Exercise -
Which of the lines below hold "nSANGUÍNEO"? Please return each one.

Records for processing -
■ ■ ■ ■ ■ ■ ■
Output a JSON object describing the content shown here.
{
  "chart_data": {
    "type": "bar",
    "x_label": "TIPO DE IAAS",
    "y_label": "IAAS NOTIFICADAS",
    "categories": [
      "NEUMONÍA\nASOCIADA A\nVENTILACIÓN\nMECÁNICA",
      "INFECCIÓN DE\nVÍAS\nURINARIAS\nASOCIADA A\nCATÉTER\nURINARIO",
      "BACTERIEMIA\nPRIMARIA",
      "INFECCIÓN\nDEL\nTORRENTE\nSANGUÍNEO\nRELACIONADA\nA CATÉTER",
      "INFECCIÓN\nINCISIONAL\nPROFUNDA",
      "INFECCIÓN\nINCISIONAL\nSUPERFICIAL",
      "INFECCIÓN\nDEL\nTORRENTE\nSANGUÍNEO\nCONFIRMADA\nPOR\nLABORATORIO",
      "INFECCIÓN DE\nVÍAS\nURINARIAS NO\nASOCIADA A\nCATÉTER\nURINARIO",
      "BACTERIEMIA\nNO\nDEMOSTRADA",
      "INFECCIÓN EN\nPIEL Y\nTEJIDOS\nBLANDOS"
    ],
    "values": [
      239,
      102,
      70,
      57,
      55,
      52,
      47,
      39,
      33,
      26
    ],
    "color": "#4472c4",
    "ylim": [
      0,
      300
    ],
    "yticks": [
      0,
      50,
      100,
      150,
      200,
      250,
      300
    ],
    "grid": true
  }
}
■ ■ ■ ■ ■ ■ ■
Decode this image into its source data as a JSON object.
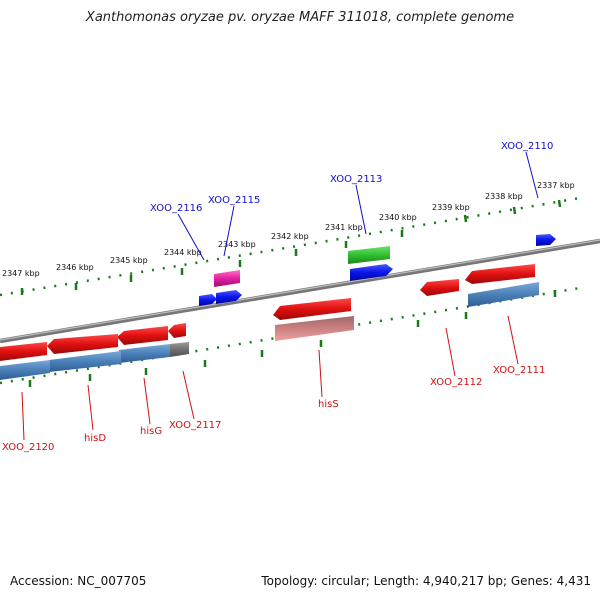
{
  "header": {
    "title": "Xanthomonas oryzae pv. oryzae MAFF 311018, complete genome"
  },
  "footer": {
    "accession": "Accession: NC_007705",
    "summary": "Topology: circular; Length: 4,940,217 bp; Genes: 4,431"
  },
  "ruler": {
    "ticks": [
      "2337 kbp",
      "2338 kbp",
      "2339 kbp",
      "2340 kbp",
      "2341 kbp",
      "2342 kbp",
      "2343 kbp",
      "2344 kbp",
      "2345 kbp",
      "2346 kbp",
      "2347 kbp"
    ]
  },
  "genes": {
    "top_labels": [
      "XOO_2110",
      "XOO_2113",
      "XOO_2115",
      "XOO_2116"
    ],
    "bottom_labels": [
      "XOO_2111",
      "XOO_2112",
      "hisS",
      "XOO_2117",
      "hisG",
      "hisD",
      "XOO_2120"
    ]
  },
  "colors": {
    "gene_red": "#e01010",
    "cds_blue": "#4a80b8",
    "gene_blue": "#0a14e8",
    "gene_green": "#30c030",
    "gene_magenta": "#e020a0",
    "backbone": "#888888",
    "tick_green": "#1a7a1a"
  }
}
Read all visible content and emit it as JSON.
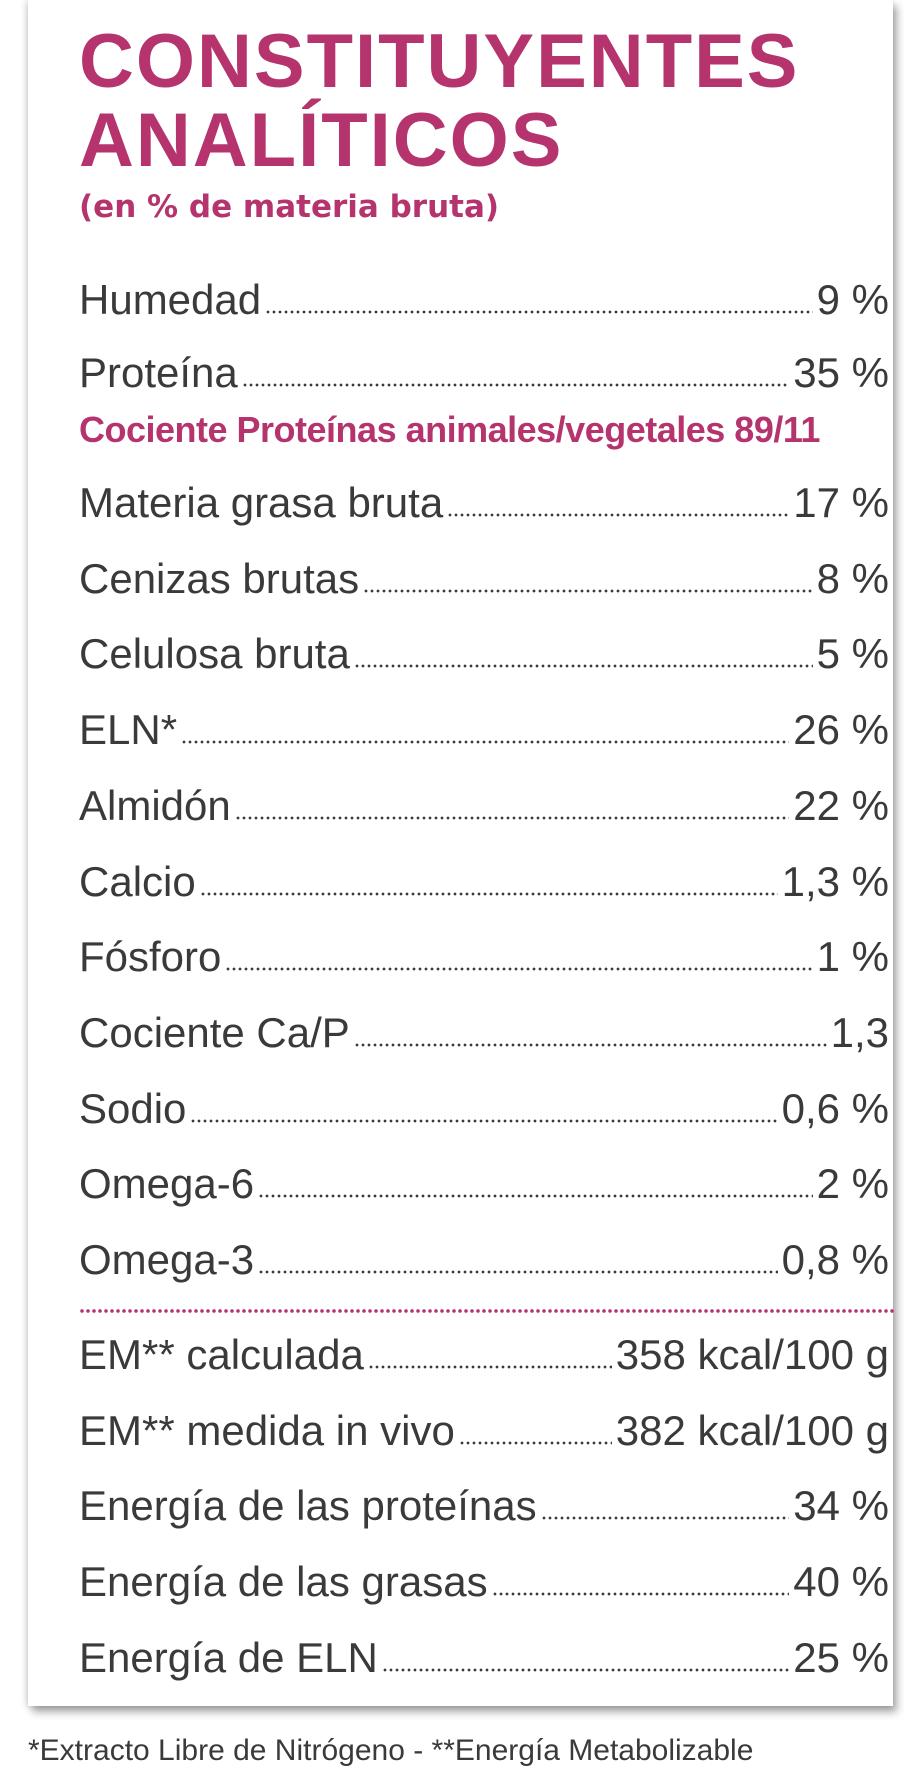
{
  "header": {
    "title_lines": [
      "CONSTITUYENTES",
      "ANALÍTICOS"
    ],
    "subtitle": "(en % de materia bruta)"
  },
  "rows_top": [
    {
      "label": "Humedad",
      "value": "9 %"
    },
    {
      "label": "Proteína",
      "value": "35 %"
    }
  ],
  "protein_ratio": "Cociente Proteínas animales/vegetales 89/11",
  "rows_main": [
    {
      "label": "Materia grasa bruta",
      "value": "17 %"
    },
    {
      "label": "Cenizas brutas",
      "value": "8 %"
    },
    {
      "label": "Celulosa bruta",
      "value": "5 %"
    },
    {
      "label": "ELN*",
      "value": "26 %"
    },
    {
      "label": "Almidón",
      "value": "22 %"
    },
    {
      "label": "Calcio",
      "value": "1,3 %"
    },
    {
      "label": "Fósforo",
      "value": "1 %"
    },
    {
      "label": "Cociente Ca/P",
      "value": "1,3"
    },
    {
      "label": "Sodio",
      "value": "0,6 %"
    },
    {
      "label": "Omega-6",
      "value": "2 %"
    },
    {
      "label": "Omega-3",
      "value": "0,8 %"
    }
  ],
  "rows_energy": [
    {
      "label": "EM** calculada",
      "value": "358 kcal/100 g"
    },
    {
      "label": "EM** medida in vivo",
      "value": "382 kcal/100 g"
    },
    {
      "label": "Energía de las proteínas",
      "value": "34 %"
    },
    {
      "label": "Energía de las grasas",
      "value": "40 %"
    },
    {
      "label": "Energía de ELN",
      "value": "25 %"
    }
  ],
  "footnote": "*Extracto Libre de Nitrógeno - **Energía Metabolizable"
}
■ ■ ■ ■ ■ ■ ■
Answer section -
      "INFECCIÓN\nDEL\nTORRENTE\nSANGUÍNEO\nRELACIONADA\nA CATÉTER",
      "INFECCIÓN\nDEL\nTORRENTE\nSANGUÍNEO\nCONFIRMADA\nPOR\nLABORATORIO",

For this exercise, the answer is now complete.